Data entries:
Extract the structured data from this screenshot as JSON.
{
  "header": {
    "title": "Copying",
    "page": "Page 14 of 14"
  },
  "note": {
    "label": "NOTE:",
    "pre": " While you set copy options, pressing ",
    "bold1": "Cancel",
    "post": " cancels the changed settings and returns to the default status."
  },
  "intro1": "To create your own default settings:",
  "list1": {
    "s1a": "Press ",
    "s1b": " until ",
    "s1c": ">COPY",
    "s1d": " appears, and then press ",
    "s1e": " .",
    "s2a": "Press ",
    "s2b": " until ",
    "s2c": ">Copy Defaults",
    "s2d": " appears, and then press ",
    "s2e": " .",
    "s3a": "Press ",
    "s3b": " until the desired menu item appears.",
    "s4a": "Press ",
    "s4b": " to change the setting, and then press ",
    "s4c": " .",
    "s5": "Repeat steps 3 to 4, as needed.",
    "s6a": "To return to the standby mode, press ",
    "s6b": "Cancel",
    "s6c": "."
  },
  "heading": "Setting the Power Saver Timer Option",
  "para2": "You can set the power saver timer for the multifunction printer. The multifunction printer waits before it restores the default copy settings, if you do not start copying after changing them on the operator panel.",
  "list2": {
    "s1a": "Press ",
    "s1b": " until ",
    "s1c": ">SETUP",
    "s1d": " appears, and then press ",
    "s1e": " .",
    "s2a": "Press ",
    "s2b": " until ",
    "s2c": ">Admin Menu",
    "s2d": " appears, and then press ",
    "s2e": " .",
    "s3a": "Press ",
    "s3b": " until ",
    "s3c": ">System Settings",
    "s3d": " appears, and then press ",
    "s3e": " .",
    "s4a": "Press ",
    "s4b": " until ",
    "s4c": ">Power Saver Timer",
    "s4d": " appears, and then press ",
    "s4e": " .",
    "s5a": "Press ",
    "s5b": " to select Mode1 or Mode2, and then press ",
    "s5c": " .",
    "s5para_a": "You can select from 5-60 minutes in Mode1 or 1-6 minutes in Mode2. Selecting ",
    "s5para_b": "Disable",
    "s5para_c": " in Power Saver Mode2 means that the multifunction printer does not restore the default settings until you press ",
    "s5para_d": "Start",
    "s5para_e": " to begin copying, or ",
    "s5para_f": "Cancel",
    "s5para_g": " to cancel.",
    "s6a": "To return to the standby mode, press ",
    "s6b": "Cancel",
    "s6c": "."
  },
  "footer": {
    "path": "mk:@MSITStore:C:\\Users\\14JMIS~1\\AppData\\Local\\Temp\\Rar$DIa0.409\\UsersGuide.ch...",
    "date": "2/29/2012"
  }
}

--

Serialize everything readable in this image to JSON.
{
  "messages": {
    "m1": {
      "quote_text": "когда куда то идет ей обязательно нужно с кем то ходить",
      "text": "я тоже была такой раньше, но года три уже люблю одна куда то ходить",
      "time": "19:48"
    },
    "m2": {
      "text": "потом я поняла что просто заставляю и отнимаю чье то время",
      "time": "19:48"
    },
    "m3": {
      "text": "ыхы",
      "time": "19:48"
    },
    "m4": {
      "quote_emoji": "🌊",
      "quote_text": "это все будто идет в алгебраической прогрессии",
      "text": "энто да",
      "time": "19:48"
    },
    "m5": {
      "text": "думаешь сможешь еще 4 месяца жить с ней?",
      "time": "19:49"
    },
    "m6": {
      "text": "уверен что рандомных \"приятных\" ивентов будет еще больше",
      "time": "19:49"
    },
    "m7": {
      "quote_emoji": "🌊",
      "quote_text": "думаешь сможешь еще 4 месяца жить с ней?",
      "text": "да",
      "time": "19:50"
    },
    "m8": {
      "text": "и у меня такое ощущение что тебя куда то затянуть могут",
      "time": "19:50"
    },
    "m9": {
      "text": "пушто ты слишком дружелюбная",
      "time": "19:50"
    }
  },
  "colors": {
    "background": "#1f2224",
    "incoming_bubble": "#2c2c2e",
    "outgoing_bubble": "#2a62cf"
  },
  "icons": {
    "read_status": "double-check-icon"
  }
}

What the exercise asks - Wherever the word "месяца" occurs in a line of the listing, copy that line.

Solved problem -
      "text": "думаешь сможешь еще 4 месяца жить с ней?",
      "quote_text": "думаешь сможешь еще 4 месяца жить с ней?",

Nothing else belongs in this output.